# START OF Entries provided
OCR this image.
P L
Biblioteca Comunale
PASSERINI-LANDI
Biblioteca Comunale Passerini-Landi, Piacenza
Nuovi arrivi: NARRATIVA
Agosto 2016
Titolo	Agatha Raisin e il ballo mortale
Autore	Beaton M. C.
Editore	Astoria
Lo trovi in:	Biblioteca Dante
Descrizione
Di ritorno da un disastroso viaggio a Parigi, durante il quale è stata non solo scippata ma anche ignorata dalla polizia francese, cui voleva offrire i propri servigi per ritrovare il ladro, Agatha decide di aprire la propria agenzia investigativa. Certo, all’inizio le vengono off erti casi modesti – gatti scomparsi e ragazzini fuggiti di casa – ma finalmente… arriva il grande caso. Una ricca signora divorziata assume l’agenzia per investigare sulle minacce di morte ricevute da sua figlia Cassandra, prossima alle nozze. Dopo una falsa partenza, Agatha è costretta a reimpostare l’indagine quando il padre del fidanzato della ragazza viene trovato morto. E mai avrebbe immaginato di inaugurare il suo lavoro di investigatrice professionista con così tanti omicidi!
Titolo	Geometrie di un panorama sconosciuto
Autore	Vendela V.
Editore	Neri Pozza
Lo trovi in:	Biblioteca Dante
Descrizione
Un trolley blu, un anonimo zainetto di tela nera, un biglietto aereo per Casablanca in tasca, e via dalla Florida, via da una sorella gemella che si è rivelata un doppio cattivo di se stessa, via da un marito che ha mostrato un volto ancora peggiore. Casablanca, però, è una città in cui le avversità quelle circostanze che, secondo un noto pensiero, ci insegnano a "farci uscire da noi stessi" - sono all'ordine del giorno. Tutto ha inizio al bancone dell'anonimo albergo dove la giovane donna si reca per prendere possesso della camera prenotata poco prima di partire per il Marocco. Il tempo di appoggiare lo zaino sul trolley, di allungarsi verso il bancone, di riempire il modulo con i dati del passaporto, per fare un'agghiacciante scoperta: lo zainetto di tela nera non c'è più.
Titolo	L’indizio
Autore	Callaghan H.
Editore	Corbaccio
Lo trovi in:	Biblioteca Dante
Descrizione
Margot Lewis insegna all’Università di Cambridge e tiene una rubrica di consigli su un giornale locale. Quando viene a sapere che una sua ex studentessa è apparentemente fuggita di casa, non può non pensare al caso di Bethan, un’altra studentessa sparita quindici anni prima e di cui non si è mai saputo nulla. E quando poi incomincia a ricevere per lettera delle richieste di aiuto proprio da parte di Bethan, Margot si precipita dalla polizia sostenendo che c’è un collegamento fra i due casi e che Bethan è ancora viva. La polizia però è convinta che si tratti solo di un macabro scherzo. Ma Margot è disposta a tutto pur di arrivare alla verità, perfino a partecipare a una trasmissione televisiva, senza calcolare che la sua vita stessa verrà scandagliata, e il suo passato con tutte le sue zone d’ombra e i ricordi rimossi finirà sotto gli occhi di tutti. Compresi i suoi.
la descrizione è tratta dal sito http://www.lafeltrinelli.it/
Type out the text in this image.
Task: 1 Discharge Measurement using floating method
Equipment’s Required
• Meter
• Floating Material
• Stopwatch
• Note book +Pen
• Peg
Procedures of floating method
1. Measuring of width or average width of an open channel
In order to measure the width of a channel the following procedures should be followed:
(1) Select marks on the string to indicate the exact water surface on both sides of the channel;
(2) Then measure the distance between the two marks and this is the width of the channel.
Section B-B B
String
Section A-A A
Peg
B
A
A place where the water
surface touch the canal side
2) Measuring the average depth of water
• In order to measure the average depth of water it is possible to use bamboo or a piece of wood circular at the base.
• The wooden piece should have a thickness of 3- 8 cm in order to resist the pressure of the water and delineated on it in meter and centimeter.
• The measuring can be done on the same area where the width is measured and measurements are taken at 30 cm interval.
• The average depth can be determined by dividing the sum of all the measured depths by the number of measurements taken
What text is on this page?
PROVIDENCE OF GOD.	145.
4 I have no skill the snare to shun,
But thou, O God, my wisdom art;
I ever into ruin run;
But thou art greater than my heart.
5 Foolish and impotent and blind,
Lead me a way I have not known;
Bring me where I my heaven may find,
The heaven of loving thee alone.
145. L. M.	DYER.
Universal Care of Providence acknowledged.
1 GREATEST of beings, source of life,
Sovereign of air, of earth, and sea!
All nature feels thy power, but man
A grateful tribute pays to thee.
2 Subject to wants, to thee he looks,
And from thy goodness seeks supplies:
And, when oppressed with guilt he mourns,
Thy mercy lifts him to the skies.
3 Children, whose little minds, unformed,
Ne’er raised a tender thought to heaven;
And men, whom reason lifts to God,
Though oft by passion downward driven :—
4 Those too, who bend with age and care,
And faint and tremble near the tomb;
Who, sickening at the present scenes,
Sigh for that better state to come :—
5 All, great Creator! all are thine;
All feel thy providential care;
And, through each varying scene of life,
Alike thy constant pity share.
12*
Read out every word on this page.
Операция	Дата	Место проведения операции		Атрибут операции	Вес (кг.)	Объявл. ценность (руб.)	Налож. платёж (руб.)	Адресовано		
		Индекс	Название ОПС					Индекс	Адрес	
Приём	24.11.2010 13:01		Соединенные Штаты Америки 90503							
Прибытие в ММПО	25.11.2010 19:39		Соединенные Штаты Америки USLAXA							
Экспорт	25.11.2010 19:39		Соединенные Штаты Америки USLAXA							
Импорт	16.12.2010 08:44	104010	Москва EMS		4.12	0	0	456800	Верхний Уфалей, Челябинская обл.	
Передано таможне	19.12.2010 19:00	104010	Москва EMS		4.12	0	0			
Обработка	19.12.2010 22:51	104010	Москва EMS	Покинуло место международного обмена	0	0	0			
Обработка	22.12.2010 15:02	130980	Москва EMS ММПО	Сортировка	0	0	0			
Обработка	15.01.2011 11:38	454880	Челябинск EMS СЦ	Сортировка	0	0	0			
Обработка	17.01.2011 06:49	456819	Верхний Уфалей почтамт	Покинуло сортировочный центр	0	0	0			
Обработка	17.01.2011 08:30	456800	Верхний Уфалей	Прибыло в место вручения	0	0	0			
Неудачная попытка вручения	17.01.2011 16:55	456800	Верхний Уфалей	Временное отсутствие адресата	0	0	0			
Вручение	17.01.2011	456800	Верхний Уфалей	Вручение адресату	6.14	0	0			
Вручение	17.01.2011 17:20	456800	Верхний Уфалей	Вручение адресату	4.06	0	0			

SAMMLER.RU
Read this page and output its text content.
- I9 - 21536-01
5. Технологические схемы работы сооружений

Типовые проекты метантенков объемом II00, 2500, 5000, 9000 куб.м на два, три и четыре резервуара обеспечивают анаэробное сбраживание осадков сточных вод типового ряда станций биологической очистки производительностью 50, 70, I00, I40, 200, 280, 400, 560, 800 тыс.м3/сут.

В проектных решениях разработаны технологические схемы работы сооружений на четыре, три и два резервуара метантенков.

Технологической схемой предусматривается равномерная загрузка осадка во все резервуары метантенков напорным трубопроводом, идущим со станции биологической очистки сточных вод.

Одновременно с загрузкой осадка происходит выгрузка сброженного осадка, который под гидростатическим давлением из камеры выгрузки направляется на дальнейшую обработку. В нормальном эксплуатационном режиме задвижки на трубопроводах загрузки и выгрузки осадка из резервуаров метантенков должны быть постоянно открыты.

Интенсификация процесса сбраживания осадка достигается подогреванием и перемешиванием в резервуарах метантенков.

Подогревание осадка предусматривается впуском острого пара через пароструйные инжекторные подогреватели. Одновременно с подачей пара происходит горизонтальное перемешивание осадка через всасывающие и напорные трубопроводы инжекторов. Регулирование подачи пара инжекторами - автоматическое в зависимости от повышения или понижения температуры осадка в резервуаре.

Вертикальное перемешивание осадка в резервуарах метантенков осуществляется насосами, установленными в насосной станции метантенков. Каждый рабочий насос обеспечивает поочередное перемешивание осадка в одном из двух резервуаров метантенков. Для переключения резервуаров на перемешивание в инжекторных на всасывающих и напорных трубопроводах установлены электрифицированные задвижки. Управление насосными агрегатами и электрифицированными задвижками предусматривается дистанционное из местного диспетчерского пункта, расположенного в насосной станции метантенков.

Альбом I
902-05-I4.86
# END OF Entries provided
§ Work instructions
Copy down every line of the entries containing the word "Сортировка".

§ Task output
Обработка	22.12.2010 15:02	130980	Москва EMS ММПО	Сортировка	0	0	0			
Обработка	15.01.2011 11:38	454880	Челябинск EMS СЦ	Сортировка	0	0	0			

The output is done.